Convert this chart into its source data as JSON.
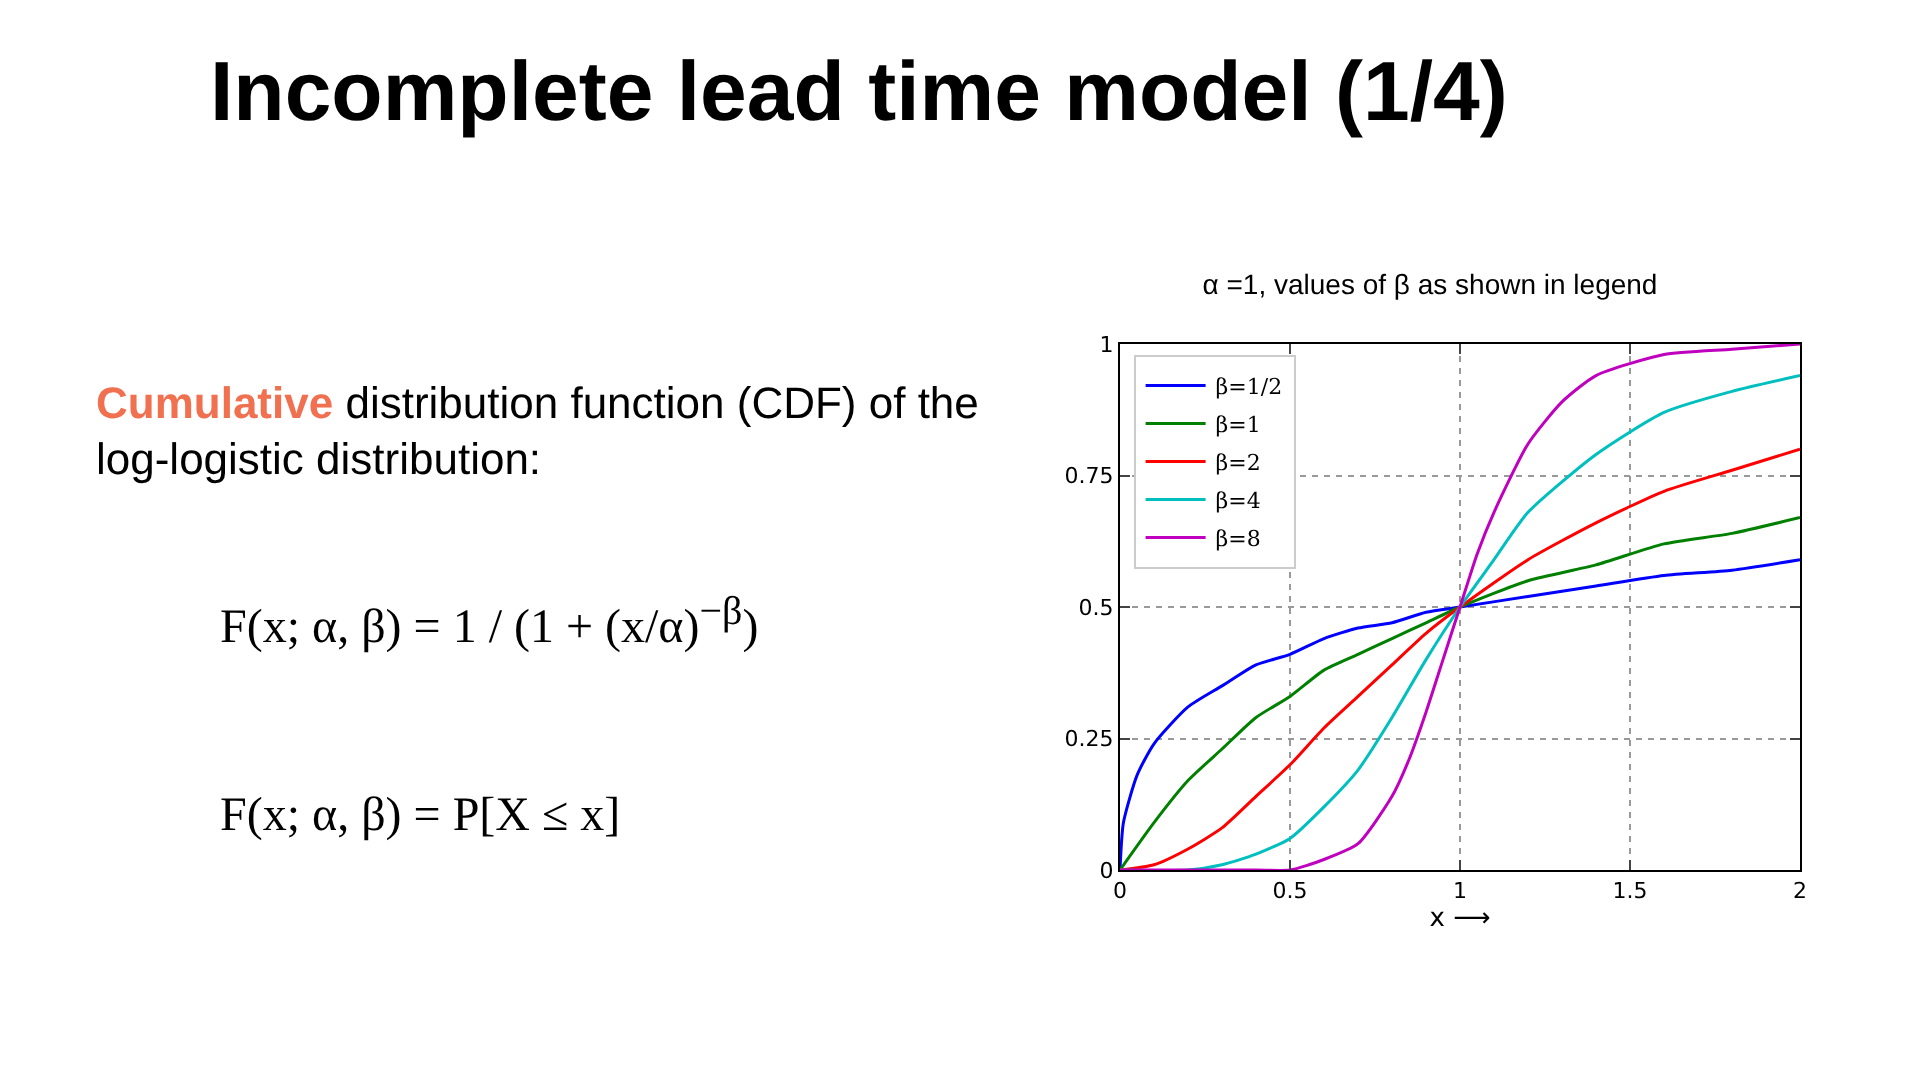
{
  "chart_data": {
    "type": "line",
    "title": "Incomplete lead time model (1/4)",
    "subtitle": "α =1, values of β as shown in legend",
    "xlabel": "x ⟶",
    "annotations": [
      "Cumulative",
      "distribution function (CDF) of the log-logistic distribution:",
      "F(x; α, β) = 1 / (1 + (x/α)$^{−β}$)",
      "F(x; α, β) = P[X ≤ x]"
    ],
    "series": [
      {
        "name": "β=1/2",
        "color": "#0000ff",
        "x": [
          0,
          0.01,
          0.05,
          0.1,
          0.2,
          0.3,
          0.4,
          0.5,
          0.6,
          0.7,
          0.8,
          0.9,
          1,
          1.2,
          1.4,
          1.6,
          1.8,
          2
        ],
        "values": [
          0,
          0.09,
          0.18,
          0.24,
          0.31,
          0.35,
          0.39,
          0.41,
          0.44,
          0.46,
          0.47,
          0.49,
          0.5,
          0.52,
          0.54,
          0.56,
          0.57,
          0.59
        ]
      },
      {
        "name": "β=1",
        "color": "#008000",
        "x": [
          0,
          0.1,
          0.2,
          0.3,
          0.4,
          0.5,
          0.6,
          0.7,
          0.8,
          0.9,
          1,
          1.2,
          1.4,
          1.6,
          1.8,
          2
        ],
        "values": [
          0,
          0.09,
          0.17,
          0.23,
          0.29,
          0.33,
          0.38,
          0.41,
          0.44,
          0.47,
          0.5,
          0.55,
          0.58,
          0.62,
          0.64,
          0.67
        ]
      },
      {
        "name": "β=2",
        "color": "#ff0000",
        "x": [
          0,
          0.1,
          0.2,
          0.3,
          0.4,
          0.5,
          0.6,
          0.7,
          0.8,
          0.9,
          1,
          1.2,
          1.4,
          1.6,
          1.8,
          2
        ],
        "values": [
          0,
          0.01,
          0.04,
          0.08,
          0.14,
          0.2,
          0.27,
          0.33,
          0.39,
          0.45,
          0.5,
          0.59,
          0.66,
          0.72,
          0.76,
          0.8
        ]
      },
      {
        "name": "β=4",
        "color": "#00bfbf",
        "x": [
          0,
          0.2,
          0.3,
          0.4,
          0.5,
          0.6,
          0.7,
          0.8,
          0.9,
          1,
          1.1,
          1.2,
          1.4,
          1.6,
          1.8,
          2
        ],
        "values": [
          0,
          0,
          0.01,
          0.03,
          0.06,
          0.12,
          0.19,
          0.29,
          0.4,
          0.5,
          0.59,
          0.68,
          0.79,
          0.87,
          0.91,
          0.94
        ]
      },
      {
        "name": "β=8",
        "color": "#bf00bf",
        "x": [
          0,
          0.4,
          0.5,
          0.6,
          0.7,
          0.8,
          0.85,
          0.9,
          0.95,
          1,
          1.05,
          1.1,
          1.2,
          1.3,
          1.4,
          1.6,
          1.8,
          2
        ],
        "values": [
          0,
          0,
          0,
          0.02,
          0.05,
          0.14,
          0.21,
          0.3,
          0.4,
          0.5,
          0.6,
          0.68,
          0.81,
          0.89,
          0.94,
          0.98,
          0.99,
          1
        ]
      }
    ],
    "xlim": [
      0,
      2
    ],
    "xticks": [
      0,
      0.5,
      1,
      1.5,
      2
    ],
    "ylim": [
      0,
      1
    ],
    "yticks": [
      0,
      0.25,
      0.5,
      0.75,
      1
    ],
    "grid": true,
    "legend": "top left",
    "line_style": "solid"
  }
}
# # #
Go through the listing above and list every line that has the word "color".

        "color": "#0000ff",
        "color": "#008000",
        "color": "#ff0000",
        "color": "#00bfbf",
        "color": "#bf00bf",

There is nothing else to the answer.